▶ Objective: Give back the records below exactly, every one, with no pictures.

───

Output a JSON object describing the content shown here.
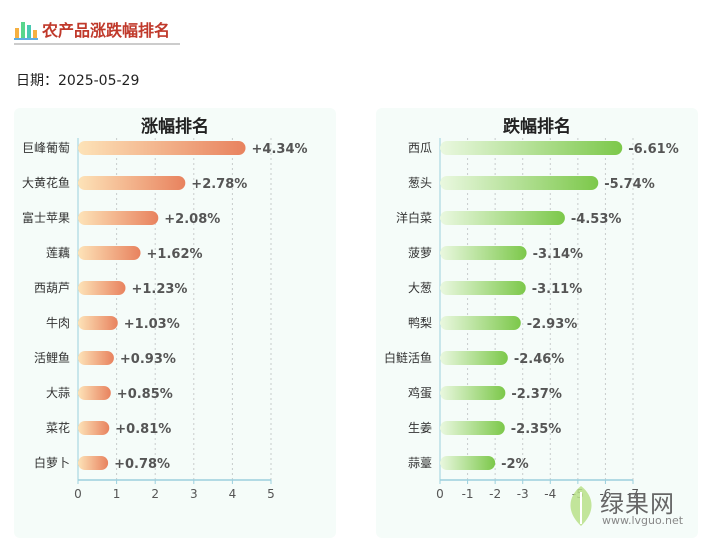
{
  "header": {
    "title": "农产品涨跌幅排名",
    "icon": "bar-chart-icon",
    "title_color": "#c0392b"
  },
  "date": {
    "label": "日期：2025-05-29"
  },
  "chart_data": [
    {
      "type": "bar",
      "orientation": "horizontal",
      "title": "涨幅排名",
      "categories": [
        "巨峰葡萄",
        "大黄花鱼",
        "富士苹果",
        "莲藕",
        "西葫芦",
        "牛肉",
        "活鲤鱼",
        "大蒜",
        "菜花",
        "白萝卜"
      ],
      "values": [
        4.34,
        2.78,
        2.08,
        1.62,
        1.23,
        1.03,
        0.93,
        0.85,
        0.81,
        0.78
      ],
      "value_labels": [
        "+4.34%",
        "+2.78%",
        "+2.08%",
        "+1.62%",
        "+1.23%",
        "+1.03%",
        "+0.93%",
        "+0.85%",
        "+0.81%",
        "+0.78%"
      ],
      "xlim": [
        0,
        5
      ],
      "ticks": [
        "0",
        "1",
        "2",
        "3",
        "4",
        "5"
      ],
      "grid": true,
      "colors": {
        "start": "#fde3b8",
        "end": "#e8825e"
      }
    },
    {
      "type": "bar",
      "orientation": "horizontal",
      "title": "跌幅排名",
      "categories": [
        "西瓜",
        "葱头",
        "洋白菜",
        "菠萝",
        "大葱",
        "鸭梨",
        "白鲢活鱼",
        "鸡蛋",
        "生姜",
        "蒜薹"
      ],
      "values": [
        -6.61,
        -5.74,
        -4.53,
        -3.14,
        -3.11,
        -2.93,
        -2.46,
        -2.37,
        -2.35,
        -2.0
      ],
      "value_labels": [
        "-6.61%",
        "-5.74%",
        "-4.53%",
        "-3.14%",
        "-3.11%",
        "-2.93%",
        "-2.46%",
        "-2.37%",
        "-2.35%",
        "-2%"
      ],
      "xlim": [
        0,
        -7
      ],
      "ticks": [
        "0",
        "-1",
        "-2",
        "-3",
        "-4",
        "-5",
        "-6",
        "-7"
      ],
      "grid": true,
      "colors": {
        "start": "#eaf8e0",
        "end": "#7cc84a"
      }
    }
  ],
  "watermark": {
    "brand": "绿果网",
    "url": "www.lvguo.net",
    "icon": "leaf-icon"
  }
}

───

▶ Response to the exercise:
Output a JSON object describing the content shown here.
{
  "header": {
    "title": "农产品涨跌幅排名",
    "icon": "bar-chart-icon",
    "title_color": "#c0392b"
  },
  "date": {
    "label": "日期：2025-05-29"
  },
  "chart_data": [
    {
      "type": "bar",
      "orientation": "horizontal",
      "title": "涨幅排名",
      "categories": [
        "巨峰葡萄",
        "大黄花鱼",
        "富士苹果",
        "莲藕",
        "西葫芦",
        "牛肉",
        "活鲤鱼",
        "大蒜",
        "菜花",
        "白萝卜"
      ],
      "values": [
        4.34,
        2.78,
        2.08,
        1.62,
        1.23,
        1.03,
        0.93,
        0.85,
        0.81,
        0.78
      ],
      "value_labels": [
        "+4.34%",
        "+2.78%",
        "+2.08%",
        "+1.62%",
        "+1.23%",
        "+1.03%",
        "+0.93%",
        "+0.85%",
        "+0.81%",
        "+0.78%"
      ],
      "xlim": [
        0,
        5
      ],
      "ticks": [
        "0",
        "1",
        "2",
        "3",
        "4",
        "5"
      ],
      "grid": true,
      "colors": {
        "start": "#fde3b8",
        "end": "#e8825e"
      }
    },
    {
      "type": "bar",
      "orientation": "horizontal",
      "title": "跌幅排名",
      "categories": [
        "西瓜",
        "葱头",
        "洋白菜",
        "菠萝",
        "大葱",
        "鸭梨",
        "白鲢活鱼",
        "鸡蛋",
        "生姜",
        "蒜薹"
      ],
      "values": [
        -6.61,
        -5.74,
        -4.53,
        -3.14,
        -3.11,
        -2.93,
        -2.46,
        -2.37,
        -2.35,
        -2.0
      ],
      "value_labels": [
        "-6.61%",
        "-5.74%",
        "-4.53%",
        "-3.14%",
        "-3.11%",
        "-2.93%",
        "-2.46%",
        "-2.37%",
        "-2.35%",
        "-2%"
      ],
      "xlim": [
        0,
        -7
      ],
      "ticks": [
        "0",
        "-1",
        "-2",
        "-3",
        "-4",
        "-5",
        "-6",
        "-7"
      ],
      "grid": true,
      "colors": {
        "start": "#eaf8e0",
        "end": "#7cc84a"
      }
    }
  ],
  "watermark": {
    "brand": "绿果网",
    "url": "www.lvguo.net",
    "icon": "leaf-icon"
  }
}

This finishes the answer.